Stored items
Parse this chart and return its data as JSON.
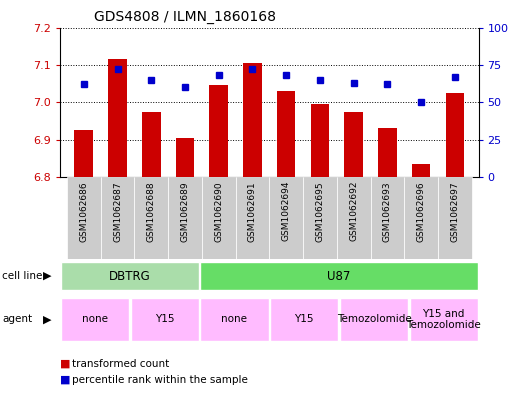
{
  "title": "GDS4808 / ILMN_1860168",
  "samples": [
    "GSM1062686",
    "GSM1062687",
    "GSM1062688",
    "GSM1062689",
    "GSM1062690",
    "GSM1062691",
    "GSM1062694",
    "GSM1062695",
    "GSM1062692",
    "GSM1062693",
    "GSM1062696",
    "GSM1062697"
  ],
  "bar_values": [
    6.925,
    7.115,
    6.975,
    6.905,
    7.045,
    7.105,
    7.03,
    6.995,
    6.975,
    6.93,
    6.835,
    7.025
  ],
  "percentile_values": [
    62,
    72,
    65,
    60,
    68,
    72,
    68,
    65,
    63,
    62,
    50,
    67
  ],
  "ylim_left": [
    6.8,
    7.2
  ],
  "ylim_right": [
    0,
    100
  ],
  "yticks_left": [
    6.8,
    6.9,
    7.0,
    7.1,
    7.2
  ],
  "yticks_right": [
    0,
    25,
    50,
    75,
    100
  ],
  "bar_color": "#cc0000",
  "dot_color": "#0000cc",
  "bar_bottom": 6.8,
  "cell_line_groups": [
    {
      "label": "DBTRG",
      "start": 0,
      "end": 3,
      "color": "#aaddaa"
    },
    {
      "label": "U87",
      "start": 4,
      "end": 11,
      "color": "#66dd66"
    }
  ],
  "agent_groups": [
    {
      "label": "none",
      "start": 0,
      "end": 1,
      "color": "#ffbbff"
    },
    {
      "label": "Y15",
      "start": 2,
      "end": 3,
      "color": "#ffbbff"
    },
    {
      "label": "none",
      "start": 4,
      "end": 5,
      "color": "#ffbbff"
    },
    {
      "label": "Y15",
      "start": 6,
      "end": 7,
      "color": "#ffbbff"
    },
    {
      "label": "Temozolomide",
      "start": 8,
      "end": 9,
      "color": "#ffbbff"
    },
    {
      "label": "Y15 and\nTemozolomide",
      "start": 10,
      "end": 11,
      "color": "#ffbbff"
    }
  ],
  "legend_items": [
    {
      "label": "transformed count",
      "color": "#cc0000"
    },
    {
      "label": "percentile rank within the sample",
      "color": "#0000cc"
    }
  ],
  "xtick_bg_color": "#cccccc",
  "grid_color": "black"
}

What you will do: Check each line of the entries for the string "start". Copy the lines that have it.

Full answer:
      "start": 0,
      "start": 4,
      "start": 0,
      "start": 2,
      "start": 4,
      "start": 6,
      "start": 8,
      "start": 10,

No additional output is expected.